----- EXERCISE DATA -----
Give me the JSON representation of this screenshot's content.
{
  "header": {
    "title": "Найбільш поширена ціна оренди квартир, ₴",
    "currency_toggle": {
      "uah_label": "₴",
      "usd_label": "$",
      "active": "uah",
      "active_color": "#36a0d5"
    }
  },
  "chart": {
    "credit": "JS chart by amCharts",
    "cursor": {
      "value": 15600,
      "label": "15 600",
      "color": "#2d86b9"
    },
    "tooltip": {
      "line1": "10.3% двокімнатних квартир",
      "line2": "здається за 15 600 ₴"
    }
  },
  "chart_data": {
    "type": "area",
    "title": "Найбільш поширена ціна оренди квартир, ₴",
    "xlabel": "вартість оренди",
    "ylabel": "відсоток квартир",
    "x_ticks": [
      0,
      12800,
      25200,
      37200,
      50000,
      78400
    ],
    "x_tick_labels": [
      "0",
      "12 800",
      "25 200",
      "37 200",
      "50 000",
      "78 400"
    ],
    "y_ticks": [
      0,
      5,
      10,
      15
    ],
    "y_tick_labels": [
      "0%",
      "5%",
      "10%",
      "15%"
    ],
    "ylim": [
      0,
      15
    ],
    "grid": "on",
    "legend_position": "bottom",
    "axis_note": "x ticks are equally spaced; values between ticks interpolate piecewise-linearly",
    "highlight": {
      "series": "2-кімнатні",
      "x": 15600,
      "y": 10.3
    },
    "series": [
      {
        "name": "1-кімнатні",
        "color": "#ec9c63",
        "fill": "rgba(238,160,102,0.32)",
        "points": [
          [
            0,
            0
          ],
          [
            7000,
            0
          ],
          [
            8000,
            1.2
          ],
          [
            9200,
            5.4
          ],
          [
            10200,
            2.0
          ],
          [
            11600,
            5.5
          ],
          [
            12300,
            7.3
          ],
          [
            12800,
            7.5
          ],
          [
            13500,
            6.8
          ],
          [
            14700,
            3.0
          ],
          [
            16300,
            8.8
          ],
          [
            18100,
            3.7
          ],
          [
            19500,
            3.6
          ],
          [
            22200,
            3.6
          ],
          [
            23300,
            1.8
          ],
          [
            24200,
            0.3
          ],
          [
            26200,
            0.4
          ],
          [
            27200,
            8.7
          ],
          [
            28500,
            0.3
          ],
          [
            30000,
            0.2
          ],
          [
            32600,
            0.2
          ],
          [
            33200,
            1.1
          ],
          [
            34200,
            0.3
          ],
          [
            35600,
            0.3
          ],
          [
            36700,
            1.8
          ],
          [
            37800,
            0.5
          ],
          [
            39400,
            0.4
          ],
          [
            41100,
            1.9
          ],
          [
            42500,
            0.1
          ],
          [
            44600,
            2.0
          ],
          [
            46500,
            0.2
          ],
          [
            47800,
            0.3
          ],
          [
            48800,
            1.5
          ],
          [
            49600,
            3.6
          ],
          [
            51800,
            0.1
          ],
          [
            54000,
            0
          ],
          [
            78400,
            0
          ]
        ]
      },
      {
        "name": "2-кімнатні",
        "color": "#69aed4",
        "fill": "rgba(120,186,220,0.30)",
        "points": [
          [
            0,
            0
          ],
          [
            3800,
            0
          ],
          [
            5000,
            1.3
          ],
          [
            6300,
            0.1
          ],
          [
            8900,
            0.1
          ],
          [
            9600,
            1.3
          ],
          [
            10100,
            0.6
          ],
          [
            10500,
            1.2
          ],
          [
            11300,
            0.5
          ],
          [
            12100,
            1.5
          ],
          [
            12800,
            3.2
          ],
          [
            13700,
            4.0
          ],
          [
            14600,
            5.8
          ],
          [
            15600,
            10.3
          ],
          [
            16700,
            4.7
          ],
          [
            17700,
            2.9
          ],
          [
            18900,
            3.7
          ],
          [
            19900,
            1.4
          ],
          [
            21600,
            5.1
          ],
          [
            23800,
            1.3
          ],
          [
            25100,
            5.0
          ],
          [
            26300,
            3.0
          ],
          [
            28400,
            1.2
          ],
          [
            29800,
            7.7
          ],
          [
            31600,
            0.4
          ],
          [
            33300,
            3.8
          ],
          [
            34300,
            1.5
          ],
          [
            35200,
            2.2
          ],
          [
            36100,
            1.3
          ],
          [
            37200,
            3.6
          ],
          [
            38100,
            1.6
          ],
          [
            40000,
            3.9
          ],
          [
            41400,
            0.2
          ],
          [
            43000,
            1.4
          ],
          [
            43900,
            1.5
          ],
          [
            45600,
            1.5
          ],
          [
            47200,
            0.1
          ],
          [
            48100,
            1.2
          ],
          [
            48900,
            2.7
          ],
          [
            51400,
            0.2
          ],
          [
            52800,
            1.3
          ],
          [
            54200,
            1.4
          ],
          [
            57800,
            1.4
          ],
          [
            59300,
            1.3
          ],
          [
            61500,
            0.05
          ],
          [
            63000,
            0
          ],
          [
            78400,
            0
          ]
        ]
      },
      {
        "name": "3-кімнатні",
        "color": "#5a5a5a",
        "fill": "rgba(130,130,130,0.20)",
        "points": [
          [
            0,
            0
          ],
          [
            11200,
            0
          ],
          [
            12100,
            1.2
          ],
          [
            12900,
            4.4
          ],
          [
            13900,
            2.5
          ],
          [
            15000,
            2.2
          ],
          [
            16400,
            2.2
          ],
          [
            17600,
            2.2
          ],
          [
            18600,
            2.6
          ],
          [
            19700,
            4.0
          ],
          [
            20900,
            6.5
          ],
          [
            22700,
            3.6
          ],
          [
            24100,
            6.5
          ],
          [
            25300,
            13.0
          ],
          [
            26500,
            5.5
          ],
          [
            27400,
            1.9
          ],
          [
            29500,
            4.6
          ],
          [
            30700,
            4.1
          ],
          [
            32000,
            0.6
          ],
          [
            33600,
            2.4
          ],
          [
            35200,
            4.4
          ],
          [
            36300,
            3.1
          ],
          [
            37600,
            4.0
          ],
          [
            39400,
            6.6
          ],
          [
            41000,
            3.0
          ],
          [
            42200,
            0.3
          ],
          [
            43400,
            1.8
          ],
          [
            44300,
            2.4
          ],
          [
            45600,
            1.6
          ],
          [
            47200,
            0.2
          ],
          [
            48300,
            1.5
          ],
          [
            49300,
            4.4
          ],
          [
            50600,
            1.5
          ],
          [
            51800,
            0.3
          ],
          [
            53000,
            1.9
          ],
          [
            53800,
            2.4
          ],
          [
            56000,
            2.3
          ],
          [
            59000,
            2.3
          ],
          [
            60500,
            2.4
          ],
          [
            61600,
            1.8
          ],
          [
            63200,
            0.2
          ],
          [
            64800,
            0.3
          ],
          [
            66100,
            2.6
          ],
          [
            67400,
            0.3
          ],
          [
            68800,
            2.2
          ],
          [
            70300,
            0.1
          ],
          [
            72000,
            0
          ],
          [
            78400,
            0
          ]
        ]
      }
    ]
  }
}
-----
**WORK TO DO:**
Look over the listing above. Pick out and copy every line that includes "name".

**SOLVED EXERCISE:**
        "name": "1-кімнатні",
        "name": "2-кімнатні",
        "name": "3-кімнатні",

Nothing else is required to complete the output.